(Part of a data file)
— begin —
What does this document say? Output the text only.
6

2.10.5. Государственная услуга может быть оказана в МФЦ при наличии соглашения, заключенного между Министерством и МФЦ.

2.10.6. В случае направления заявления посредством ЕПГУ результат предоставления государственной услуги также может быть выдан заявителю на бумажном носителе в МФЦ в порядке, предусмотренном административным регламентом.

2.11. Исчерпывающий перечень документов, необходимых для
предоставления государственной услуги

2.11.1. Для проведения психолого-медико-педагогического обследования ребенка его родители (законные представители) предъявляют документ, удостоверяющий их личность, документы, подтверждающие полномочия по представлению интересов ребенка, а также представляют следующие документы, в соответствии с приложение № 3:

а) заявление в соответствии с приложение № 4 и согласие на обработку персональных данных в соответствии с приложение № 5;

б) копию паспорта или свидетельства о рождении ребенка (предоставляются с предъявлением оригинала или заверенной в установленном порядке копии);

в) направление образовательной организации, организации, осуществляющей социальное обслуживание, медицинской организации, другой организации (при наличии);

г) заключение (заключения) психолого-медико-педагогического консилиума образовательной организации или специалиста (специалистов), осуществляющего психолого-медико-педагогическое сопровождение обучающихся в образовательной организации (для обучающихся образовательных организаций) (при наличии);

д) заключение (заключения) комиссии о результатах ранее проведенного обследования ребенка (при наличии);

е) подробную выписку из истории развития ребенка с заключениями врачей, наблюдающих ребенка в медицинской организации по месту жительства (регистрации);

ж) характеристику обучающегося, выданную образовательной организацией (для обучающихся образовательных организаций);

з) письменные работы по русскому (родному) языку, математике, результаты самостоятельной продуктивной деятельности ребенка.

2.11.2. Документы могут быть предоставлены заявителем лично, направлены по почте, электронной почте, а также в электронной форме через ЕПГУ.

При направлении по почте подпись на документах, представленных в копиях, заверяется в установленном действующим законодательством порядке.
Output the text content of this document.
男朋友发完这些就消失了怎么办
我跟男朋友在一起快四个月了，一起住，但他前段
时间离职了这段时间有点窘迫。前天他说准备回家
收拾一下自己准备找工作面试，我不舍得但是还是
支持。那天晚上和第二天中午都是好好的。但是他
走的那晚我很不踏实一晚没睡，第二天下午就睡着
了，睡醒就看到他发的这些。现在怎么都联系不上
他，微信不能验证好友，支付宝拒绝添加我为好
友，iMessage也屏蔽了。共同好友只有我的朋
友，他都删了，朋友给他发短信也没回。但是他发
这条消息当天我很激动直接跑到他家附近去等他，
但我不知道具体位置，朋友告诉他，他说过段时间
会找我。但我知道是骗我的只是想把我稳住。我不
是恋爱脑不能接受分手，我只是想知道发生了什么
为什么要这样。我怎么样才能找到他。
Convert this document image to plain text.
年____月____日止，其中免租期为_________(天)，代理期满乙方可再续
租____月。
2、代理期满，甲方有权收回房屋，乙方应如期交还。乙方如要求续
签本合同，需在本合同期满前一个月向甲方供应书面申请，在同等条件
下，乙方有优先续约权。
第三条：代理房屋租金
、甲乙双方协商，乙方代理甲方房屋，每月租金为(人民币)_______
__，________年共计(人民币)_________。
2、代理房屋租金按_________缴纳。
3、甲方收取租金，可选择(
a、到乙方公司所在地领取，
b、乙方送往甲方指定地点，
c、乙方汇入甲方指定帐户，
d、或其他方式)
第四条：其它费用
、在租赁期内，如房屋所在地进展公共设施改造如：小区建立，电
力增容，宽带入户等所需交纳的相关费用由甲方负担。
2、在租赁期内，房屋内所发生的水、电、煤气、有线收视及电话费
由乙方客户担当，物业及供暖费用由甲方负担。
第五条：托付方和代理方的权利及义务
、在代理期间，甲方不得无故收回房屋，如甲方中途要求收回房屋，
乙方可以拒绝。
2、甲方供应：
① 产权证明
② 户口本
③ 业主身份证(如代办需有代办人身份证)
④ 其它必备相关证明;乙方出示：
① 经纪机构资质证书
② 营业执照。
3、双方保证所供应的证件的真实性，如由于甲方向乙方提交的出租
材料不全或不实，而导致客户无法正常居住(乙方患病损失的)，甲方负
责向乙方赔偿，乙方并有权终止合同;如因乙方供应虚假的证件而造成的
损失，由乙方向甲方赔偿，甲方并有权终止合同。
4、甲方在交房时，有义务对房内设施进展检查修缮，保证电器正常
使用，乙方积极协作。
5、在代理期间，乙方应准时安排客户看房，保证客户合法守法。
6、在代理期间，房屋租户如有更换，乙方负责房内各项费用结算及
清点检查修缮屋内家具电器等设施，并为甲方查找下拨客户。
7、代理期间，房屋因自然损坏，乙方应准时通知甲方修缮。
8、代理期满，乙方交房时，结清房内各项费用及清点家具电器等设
— end —
## Aim
Pull every line holding "предоставления" out of the records.

## Solution for this task
2.10.6. В случае направления заявления посредством ЕПГУ результат предоставления государственной услуги также может быть выдан заявителю на бумажном носителе в МФЦ в порядке, предусмотренном административным регламентом.
предоставления государственной услуги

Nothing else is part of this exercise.